Materials provided →
━━━
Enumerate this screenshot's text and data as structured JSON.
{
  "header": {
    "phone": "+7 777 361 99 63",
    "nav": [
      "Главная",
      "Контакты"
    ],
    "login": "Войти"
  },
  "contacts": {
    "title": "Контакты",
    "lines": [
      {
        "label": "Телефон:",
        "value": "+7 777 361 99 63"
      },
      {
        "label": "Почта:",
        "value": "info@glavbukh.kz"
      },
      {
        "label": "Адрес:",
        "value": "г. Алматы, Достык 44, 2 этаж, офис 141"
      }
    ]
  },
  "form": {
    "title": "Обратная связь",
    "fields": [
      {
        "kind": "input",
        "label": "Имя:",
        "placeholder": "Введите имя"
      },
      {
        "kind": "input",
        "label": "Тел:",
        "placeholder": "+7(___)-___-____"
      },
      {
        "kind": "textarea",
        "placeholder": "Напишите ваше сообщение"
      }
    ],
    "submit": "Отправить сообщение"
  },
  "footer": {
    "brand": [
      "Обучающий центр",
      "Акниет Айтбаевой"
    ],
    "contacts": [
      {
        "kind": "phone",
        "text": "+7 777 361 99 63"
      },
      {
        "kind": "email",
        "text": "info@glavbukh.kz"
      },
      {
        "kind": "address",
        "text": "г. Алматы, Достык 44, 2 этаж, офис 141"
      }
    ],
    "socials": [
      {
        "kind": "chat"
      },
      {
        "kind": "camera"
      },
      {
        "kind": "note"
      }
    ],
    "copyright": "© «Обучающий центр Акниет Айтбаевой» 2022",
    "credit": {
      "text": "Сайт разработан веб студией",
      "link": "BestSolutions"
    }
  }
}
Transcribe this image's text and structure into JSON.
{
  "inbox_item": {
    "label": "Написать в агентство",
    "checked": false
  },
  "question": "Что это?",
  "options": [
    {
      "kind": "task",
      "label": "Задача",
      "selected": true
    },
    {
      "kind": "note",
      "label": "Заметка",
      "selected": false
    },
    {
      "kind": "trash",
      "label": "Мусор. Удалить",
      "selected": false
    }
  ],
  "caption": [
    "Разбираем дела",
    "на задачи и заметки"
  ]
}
━━━
What you should do → Extract all of the data shown above without alteration.

Reply to the exercise →
Enumerate this screenshot's text and data as structured JSON.
{
  "header": {
    "phone": "+7 777 361 99 63",
    "nav": [
      "Главная",
      "Контакты"
    ],
    "login": "Войти"
  },
  "contacts": {
    "title": "Контакты",
    "lines": [
      {
        "label": "Телефон:",
        "value": "+7 777 361 99 63"
      },
      {
        "label": "Почта:",
        "value": "info@glavbukh.kz"
      },
      {
        "label": "Адрес:",
        "value": "г. Алматы, Достык 44, 2 этаж, офис 141"
      }
    ]
  },
  "form": {
    "title": "Обратная связь",
    "fields": [
      {
        "kind": "input",
        "label": "Имя:",
        "placeholder": "Введите имя"
      },
      {
        "kind": "input",
        "label": "Тел:",
        "placeholder": "+7(___)-___-____"
      },
      {
        "kind": "textarea",
        "placeholder": "Напишите ваше сообщение"
      }
    ],
    "submit": "Отправить сообщение"
  },
  "footer": {
    "brand": [
      "Обучающий центр",
      "Акниет Айтбаевой"
    ],
    "contacts": [
      {
        "kind": "phone",
        "text": "+7 777 361 99 63"
      },
      {
        "kind": "email",
        "text": "info@glavbukh.kz"
      },
      {
        "kind": "address",
        "text": "г. Алматы, Достык 44, 2 этаж, офис 141"
      }
    ],
    "socials": [
      {
        "kind": "chat"
      },
      {
        "kind": "camera"
      },
      {
        "kind": "note"
      }
    ],
    "copyright": "© «Обучающий центр Акниет Айтбаевой» 2022",
    "credit": {
      "text": "Сайт разработан веб студией",
      "link": "BestSolutions"
    }
  }
}
Transcribe this image's text and structure into JSON.
{
  "inbox_item": {
    "label": "Написать в агентство",
    "checked": false
  },
  "question": "Что это?",
  "options": [
    {
      "kind": "task",
      "label": "Задача",
      "selected": true
    },
    {
      "kind": "note",
      "label": "Заметка",
      "selected": false
    },
    {
      "kind": "trash",
      "label": "Мусор. Удалить",
      "selected": false
    }
  ],
  "caption": [
    "Разбираем дела",
    "на задачи и заметки"
  ]
}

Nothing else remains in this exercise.